*** Input data

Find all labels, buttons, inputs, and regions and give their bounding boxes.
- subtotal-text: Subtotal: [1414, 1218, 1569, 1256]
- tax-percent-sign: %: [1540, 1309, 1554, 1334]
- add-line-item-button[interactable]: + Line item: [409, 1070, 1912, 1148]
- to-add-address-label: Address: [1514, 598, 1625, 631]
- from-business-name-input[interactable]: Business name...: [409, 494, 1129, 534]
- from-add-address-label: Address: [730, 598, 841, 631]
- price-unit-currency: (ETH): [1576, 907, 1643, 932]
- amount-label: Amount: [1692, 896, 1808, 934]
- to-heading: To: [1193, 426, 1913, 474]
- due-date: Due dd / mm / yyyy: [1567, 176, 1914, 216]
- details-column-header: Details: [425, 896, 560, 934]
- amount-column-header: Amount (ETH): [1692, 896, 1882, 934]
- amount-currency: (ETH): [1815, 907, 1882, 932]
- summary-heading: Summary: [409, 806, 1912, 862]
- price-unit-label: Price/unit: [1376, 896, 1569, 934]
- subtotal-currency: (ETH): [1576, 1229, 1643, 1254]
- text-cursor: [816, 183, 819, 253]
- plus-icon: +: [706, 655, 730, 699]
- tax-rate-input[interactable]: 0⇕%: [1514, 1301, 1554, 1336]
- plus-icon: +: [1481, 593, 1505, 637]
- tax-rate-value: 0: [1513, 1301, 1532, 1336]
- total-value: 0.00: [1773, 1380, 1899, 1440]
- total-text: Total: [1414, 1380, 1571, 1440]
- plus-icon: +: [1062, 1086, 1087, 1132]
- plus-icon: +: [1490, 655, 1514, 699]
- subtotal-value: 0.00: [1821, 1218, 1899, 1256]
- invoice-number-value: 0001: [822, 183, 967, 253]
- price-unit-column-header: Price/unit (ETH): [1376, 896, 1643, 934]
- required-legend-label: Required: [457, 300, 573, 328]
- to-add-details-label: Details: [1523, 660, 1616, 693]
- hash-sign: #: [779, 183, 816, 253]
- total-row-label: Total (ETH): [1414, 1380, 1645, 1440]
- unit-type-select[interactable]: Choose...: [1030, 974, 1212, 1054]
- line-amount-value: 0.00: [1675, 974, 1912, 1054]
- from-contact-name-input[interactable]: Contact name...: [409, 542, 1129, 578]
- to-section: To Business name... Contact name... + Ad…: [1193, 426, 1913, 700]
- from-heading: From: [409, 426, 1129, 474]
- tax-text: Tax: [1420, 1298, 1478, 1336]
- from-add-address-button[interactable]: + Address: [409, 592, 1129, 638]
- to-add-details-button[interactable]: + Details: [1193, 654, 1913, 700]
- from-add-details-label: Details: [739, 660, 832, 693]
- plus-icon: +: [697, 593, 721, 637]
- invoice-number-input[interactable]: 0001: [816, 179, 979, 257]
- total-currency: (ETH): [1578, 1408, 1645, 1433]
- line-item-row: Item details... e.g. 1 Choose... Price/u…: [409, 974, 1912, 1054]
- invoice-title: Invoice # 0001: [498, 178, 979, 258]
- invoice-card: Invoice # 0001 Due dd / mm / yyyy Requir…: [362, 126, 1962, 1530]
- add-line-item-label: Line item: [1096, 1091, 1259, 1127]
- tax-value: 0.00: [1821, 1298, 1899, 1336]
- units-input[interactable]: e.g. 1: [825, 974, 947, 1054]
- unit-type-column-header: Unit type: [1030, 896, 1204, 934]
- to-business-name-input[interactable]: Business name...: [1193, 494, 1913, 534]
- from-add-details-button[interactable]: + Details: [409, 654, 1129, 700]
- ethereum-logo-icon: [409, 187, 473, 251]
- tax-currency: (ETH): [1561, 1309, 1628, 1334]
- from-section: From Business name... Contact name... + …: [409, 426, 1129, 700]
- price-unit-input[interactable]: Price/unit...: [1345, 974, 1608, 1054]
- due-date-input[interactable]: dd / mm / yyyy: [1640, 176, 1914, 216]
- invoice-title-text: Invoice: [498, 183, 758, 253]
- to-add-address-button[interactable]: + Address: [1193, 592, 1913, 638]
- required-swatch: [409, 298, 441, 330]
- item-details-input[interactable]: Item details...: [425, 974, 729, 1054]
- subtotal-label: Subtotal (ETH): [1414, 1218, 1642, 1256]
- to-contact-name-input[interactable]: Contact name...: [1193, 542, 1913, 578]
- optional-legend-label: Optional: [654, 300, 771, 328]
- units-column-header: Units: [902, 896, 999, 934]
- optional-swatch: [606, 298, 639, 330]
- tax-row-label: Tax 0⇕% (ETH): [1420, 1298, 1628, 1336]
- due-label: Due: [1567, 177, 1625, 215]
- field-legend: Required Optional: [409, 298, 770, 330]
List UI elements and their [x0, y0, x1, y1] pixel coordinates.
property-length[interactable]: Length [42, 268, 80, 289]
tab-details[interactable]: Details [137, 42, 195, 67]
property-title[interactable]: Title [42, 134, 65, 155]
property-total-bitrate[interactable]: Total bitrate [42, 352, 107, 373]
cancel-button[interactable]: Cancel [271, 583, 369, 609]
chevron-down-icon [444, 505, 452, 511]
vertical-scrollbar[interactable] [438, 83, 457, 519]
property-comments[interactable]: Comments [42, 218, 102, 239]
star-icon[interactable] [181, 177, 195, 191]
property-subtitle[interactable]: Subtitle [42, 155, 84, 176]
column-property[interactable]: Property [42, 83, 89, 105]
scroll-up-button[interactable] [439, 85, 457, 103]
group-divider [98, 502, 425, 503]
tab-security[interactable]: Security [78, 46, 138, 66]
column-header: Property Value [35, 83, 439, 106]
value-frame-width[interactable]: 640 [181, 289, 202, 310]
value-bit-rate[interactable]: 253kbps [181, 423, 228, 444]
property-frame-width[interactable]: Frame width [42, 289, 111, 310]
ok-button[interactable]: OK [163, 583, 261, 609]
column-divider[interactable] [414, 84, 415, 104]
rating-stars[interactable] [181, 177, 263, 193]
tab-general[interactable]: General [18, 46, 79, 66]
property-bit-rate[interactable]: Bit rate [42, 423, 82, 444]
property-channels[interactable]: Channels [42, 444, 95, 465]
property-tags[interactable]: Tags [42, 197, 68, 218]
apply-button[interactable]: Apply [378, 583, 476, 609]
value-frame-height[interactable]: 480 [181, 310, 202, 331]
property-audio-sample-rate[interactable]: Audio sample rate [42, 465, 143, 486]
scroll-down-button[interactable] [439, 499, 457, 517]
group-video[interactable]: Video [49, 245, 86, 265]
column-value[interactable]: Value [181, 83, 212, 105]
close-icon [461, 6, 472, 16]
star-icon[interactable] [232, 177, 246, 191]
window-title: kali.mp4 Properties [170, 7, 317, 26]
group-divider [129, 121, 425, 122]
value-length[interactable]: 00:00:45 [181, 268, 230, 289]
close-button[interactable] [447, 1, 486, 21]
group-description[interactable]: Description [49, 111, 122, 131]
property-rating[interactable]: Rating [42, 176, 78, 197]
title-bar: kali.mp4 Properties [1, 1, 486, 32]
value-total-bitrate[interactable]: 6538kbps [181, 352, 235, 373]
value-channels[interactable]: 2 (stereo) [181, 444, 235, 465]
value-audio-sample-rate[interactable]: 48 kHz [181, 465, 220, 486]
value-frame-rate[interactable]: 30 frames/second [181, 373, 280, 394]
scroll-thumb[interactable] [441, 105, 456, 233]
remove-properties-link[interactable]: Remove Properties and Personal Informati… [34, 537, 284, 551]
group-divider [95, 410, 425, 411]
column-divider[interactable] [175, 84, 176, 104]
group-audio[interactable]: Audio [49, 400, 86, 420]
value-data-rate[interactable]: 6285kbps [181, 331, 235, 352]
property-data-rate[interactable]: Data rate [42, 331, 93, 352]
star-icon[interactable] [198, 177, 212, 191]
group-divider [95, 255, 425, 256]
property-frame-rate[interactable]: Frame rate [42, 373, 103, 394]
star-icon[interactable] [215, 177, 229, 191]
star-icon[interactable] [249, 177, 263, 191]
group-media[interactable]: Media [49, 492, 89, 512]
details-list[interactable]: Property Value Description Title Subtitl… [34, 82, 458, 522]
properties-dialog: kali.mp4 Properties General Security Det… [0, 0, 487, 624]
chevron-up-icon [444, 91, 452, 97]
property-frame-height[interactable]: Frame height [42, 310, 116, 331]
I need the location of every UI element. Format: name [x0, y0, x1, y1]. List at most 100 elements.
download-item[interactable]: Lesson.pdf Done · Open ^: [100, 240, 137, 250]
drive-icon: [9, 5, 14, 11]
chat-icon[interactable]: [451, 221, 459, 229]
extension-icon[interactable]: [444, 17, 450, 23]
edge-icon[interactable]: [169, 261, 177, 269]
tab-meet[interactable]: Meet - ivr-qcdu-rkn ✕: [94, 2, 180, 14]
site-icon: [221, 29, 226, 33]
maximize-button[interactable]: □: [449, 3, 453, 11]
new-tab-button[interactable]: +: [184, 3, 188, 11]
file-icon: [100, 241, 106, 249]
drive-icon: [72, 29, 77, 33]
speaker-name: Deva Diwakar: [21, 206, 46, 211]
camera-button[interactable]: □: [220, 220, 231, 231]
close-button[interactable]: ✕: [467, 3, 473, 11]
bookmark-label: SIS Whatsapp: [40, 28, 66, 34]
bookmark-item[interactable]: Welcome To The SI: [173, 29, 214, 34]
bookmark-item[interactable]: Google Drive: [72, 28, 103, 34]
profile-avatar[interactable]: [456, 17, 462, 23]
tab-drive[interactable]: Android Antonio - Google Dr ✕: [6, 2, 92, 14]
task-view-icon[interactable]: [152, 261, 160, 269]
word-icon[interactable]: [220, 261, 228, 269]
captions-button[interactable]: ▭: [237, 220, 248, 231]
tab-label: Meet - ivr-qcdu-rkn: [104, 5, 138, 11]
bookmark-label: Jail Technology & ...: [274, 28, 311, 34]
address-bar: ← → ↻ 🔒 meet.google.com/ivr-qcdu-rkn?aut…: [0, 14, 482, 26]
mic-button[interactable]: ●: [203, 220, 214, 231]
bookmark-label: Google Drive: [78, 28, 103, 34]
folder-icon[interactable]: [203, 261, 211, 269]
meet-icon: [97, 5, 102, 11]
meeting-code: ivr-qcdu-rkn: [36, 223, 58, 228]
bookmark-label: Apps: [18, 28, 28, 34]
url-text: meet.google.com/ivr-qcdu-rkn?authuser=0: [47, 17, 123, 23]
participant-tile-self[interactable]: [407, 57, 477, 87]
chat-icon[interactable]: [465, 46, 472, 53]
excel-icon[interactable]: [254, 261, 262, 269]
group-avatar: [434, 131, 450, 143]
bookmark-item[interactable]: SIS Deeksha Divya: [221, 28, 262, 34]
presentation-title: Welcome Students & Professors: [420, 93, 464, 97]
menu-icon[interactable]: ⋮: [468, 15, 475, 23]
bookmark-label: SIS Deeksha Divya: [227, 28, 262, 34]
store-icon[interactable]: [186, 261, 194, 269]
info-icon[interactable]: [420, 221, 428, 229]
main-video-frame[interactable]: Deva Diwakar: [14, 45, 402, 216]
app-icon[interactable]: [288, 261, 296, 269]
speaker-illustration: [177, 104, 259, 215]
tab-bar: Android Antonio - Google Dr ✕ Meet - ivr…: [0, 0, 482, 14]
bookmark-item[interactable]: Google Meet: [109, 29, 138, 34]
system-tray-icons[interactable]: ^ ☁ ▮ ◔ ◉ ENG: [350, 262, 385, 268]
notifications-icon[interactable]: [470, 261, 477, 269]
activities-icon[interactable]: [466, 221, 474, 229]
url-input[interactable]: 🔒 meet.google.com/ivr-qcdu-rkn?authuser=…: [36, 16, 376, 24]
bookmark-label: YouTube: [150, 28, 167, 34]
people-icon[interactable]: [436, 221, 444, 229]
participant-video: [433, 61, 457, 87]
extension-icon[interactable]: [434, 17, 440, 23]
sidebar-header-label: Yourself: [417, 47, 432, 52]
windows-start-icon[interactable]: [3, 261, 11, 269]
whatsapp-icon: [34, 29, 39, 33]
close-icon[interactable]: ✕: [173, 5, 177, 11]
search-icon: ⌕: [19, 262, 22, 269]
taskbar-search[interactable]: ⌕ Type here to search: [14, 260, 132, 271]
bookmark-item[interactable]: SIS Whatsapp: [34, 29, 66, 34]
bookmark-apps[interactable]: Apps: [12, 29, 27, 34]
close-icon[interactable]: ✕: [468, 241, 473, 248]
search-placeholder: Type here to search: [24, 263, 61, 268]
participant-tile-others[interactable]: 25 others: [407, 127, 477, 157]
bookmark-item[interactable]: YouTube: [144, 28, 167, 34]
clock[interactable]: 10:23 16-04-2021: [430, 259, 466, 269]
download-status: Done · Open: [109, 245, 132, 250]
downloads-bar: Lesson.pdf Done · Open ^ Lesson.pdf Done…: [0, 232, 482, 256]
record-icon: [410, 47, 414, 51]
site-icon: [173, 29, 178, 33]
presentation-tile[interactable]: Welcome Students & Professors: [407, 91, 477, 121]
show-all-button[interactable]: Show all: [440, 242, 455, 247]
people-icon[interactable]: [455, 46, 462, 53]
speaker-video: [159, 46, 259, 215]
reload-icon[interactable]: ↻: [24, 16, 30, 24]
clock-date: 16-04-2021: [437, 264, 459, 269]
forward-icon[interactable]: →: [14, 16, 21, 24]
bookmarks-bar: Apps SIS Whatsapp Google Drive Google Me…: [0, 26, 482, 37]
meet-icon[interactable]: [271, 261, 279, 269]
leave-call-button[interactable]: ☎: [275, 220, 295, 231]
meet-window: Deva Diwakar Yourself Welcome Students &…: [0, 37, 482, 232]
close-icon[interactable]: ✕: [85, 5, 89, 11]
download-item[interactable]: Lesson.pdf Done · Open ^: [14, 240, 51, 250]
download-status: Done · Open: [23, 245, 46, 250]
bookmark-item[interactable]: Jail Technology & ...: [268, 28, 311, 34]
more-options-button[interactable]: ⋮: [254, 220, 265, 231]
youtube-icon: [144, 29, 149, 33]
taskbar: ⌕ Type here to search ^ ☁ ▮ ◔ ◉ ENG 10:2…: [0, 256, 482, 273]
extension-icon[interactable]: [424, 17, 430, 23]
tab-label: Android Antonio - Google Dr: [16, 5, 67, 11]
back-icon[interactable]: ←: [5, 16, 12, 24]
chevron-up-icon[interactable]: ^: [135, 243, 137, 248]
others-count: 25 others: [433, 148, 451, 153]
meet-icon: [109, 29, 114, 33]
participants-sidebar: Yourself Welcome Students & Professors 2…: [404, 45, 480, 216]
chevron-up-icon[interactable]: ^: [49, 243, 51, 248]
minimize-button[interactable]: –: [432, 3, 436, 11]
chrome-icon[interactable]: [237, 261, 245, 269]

******

- Job
Edit the records from their first line through the line containing "- plus-icon: +: [697, 593, 721, 637]" by changing "Contact name" to "Contact person". Keep everything else the same and give back only those lines.

- Result
Find all labels, buttons, inputs, and regions and give their bounding boxes.
- subtotal-text: Subtotal: [1414, 1218, 1569, 1256]
- tax-percent-sign: %: [1540, 1309, 1554, 1334]
- add-line-item-button[interactable]: + Line item: [409, 1070, 1912, 1148]
- to-add-address-label: Address: [1514, 598, 1625, 631]
- from-business-name-input[interactable]: Business name...: [409, 494, 1129, 534]
- from-add-address-label: Address: [730, 598, 841, 631]
- price-unit-currency: (ETH): [1576, 907, 1643, 932]
- amount-label: Amount: [1692, 896, 1808, 934]
- to-heading: To: [1193, 426, 1913, 474]
- due-date: Due dd / mm / yyyy: [1567, 176, 1914, 216]
- details-column-header: Details: [425, 896, 560, 934]
- amount-column-header: Amount (ETH): [1692, 896, 1882, 934]
- amount-currency: (ETH): [1815, 907, 1882, 932]
- summary-heading: Summary: [409, 806, 1912, 862]
- price-unit-label: Price/unit: [1376, 896, 1569, 934]
- subtotal-currency: (ETH): [1576, 1229, 1643, 1254]
- text-cursor: [816, 183, 819, 253]
- plus-icon: +: [706, 655, 730, 699]
- tax-rate-input[interactable]: 0⇕%: [1514, 1301, 1554, 1336]
- plus-icon: +: [1481, 593, 1505, 637]
- tax-rate-value: 0: [1513, 1301, 1532, 1336]
- total-value: 0.00: [1773, 1380, 1899, 1440]
- total-text: Total: [1414, 1380, 1571, 1440]
- plus-icon: +: [1062, 1086, 1087, 1132]
- plus-icon: +: [1490, 655, 1514, 699]
- subtotal-value: 0.00: [1821, 1218, 1899, 1256]
- invoice-number-value: 0001: [822, 183, 967, 253]
- price-unit-column-header: Price/unit (ETH): [1376, 896, 1643, 934]
- required-legend-label: Required: [457, 300, 573, 328]
- to-add-details-label: Details: [1523, 660, 1616, 693]
- hash-sign: #: [779, 183, 816, 253]
- total-row-label: Total (ETH): [1414, 1380, 1645, 1440]
- unit-type-select[interactable]: Choose...: [1030, 974, 1212, 1054]
- line-amount-value: 0.00: [1675, 974, 1912, 1054]
- from-contact-name-input[interactable]: Contact person...: [409, 542, 1129, 578]
- to-section: To Business name... Contact person... + Ad…: [1193, 426, 1913, 700]
- from-heading: From: [409, 426, 1129, 474]
- tax-text: Tax: [1420, 1298, 1478, 1336]
- from-add-address-button[interactable]: + Address: [409, 592, 1129, 638]
- to-add-details-button[interactable]: + Details: [1193, 654, 1913, 700]
- from-add-details-label: Details: [739, 660, 832, 693]
- plus-icon: +: [697, 593, 721, 637]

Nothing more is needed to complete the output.